* start The records *

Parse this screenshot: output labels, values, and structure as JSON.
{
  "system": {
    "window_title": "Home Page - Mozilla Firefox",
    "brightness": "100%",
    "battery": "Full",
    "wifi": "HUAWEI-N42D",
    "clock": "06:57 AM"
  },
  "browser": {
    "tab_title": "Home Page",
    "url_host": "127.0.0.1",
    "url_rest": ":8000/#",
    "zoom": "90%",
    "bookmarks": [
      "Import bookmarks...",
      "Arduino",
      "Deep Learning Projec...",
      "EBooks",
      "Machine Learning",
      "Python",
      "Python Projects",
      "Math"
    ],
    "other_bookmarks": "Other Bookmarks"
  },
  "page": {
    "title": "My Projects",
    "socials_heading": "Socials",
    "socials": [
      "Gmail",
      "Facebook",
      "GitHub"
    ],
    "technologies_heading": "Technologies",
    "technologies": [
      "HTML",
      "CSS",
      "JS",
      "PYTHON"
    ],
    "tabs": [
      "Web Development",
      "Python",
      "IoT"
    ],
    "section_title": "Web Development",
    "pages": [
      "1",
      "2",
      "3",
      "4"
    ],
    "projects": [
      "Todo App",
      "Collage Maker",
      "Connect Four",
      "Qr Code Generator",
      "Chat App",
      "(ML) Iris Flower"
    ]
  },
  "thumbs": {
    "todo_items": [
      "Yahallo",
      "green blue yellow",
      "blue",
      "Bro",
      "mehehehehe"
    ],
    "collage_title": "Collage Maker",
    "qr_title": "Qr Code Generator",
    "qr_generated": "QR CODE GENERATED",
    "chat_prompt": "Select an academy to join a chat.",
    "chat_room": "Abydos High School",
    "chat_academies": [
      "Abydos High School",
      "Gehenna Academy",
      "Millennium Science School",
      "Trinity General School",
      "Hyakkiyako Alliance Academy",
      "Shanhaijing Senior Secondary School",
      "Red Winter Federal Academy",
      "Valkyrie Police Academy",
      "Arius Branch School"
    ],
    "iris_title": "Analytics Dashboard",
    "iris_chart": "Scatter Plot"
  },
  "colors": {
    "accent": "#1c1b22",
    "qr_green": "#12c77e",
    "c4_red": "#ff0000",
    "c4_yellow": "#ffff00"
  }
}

* end The records *

# Stated task
Isolate each line of the listing above that includes "Development". Copy it.

# Answer to this exercise
      "Web Development",
    "section_title": "Web Development",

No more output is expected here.